* [Aim of the exercise]: Find the string "Clos" in the entries and copy each line that has it.

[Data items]

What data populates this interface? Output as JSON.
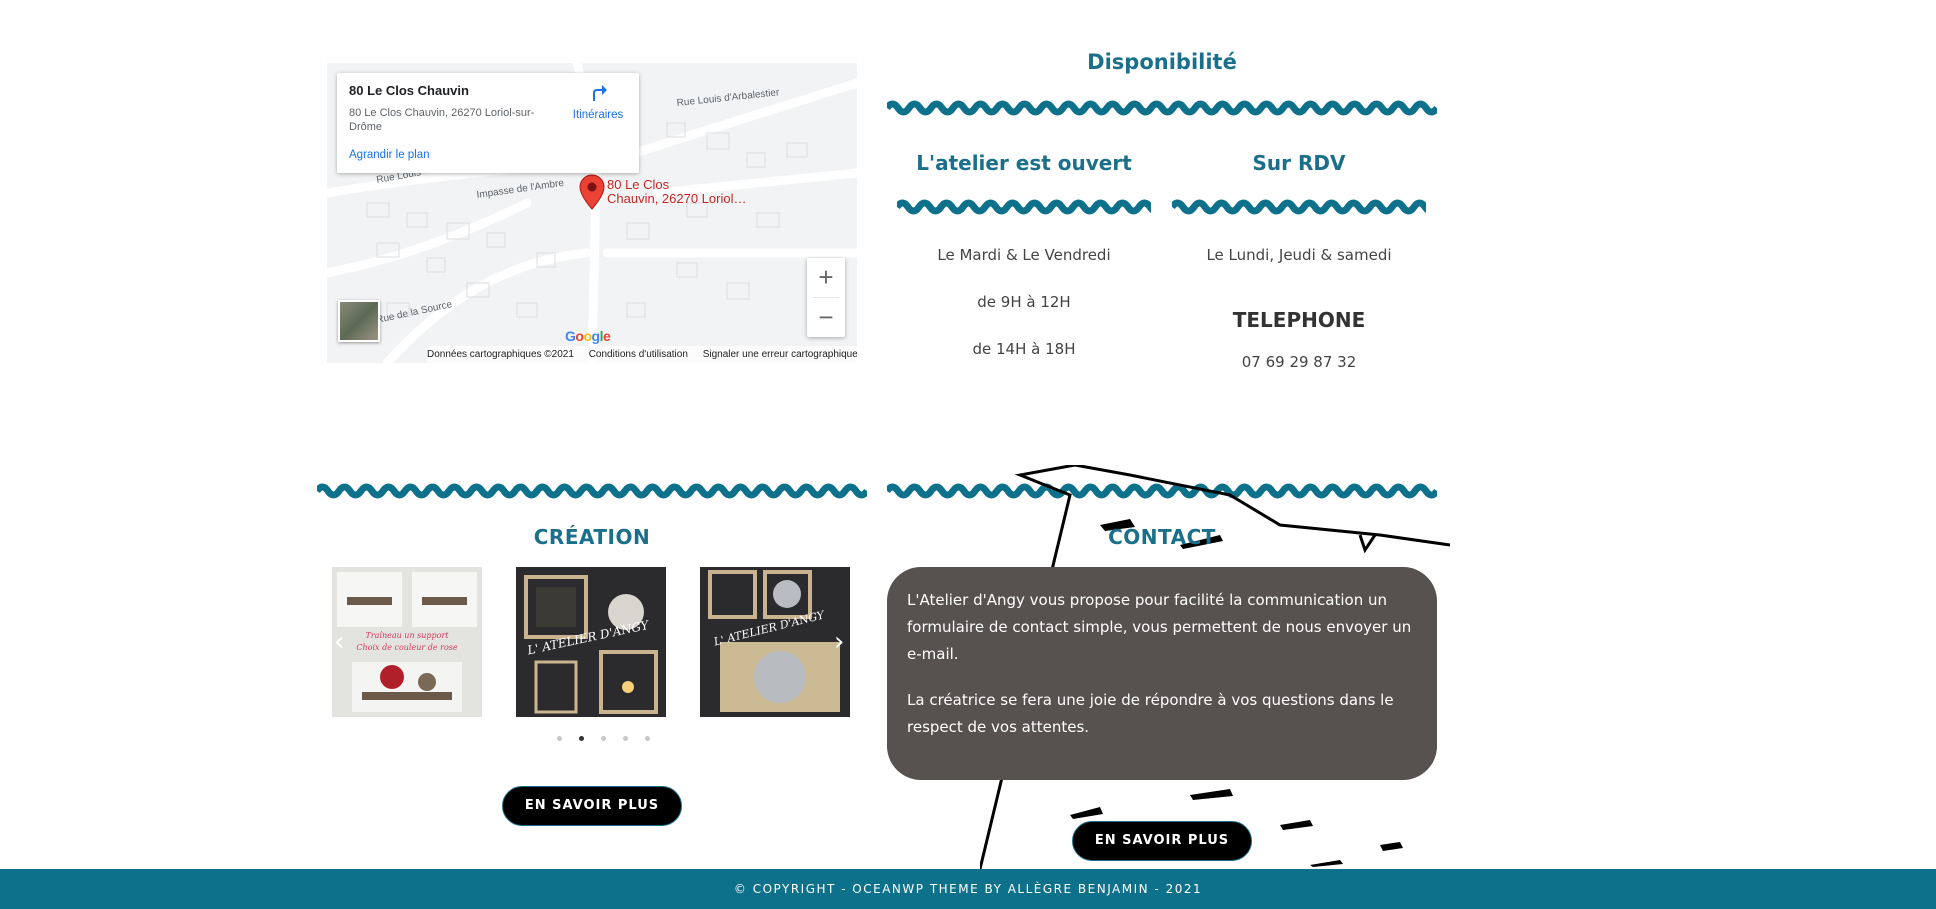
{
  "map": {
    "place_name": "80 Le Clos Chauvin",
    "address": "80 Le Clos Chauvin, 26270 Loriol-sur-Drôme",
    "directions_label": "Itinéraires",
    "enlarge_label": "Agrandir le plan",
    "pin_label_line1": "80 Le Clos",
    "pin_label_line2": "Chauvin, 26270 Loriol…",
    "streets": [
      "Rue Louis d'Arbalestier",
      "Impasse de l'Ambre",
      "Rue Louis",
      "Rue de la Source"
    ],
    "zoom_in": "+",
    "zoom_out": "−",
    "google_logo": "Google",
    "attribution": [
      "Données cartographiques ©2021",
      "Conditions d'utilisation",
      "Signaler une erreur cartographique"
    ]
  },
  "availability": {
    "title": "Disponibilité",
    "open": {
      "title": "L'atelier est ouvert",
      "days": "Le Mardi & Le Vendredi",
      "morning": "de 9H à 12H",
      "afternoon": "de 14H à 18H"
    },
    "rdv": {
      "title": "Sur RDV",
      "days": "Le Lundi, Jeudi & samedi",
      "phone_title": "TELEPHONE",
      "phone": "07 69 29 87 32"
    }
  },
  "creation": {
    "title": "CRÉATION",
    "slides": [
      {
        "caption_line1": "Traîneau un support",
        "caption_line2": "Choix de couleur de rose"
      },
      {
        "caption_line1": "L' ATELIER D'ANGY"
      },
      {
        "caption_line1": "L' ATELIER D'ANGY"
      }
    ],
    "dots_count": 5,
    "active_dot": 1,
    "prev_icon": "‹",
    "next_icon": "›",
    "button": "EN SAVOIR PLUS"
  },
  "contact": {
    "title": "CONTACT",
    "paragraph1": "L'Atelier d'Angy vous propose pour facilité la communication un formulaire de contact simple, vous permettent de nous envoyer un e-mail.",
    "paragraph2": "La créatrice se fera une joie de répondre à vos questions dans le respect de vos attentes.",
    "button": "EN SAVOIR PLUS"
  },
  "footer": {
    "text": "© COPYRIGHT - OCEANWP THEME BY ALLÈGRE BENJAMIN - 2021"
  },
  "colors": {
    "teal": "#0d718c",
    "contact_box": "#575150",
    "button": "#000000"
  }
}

...

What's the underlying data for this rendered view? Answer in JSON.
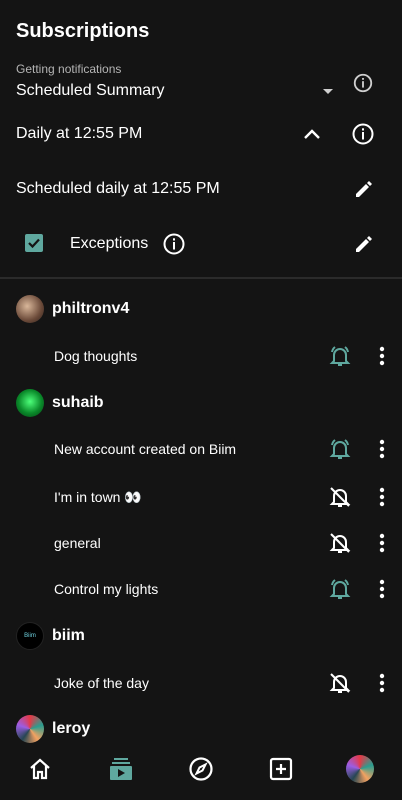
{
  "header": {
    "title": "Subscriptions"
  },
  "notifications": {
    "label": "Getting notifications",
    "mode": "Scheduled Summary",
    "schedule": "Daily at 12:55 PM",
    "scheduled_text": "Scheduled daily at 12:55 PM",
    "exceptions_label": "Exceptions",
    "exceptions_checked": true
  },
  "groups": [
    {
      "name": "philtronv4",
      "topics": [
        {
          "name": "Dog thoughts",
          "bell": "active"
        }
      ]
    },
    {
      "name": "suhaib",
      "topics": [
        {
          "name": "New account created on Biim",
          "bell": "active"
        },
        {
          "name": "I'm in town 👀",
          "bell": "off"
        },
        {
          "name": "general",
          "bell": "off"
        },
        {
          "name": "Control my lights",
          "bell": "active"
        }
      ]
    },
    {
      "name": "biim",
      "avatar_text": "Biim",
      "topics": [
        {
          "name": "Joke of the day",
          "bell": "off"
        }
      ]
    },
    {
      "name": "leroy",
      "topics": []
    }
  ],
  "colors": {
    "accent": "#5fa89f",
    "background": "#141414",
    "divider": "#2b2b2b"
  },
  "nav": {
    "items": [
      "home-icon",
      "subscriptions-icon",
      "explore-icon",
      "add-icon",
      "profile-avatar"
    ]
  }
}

* [Result below]:
    "place_name": "80 Le Clos Chauvin",
    "address": "80 Le Clos Chauvin, 26270 Loriol-sur-Drôme",
    "pin_label_line1": "80 Le Clos",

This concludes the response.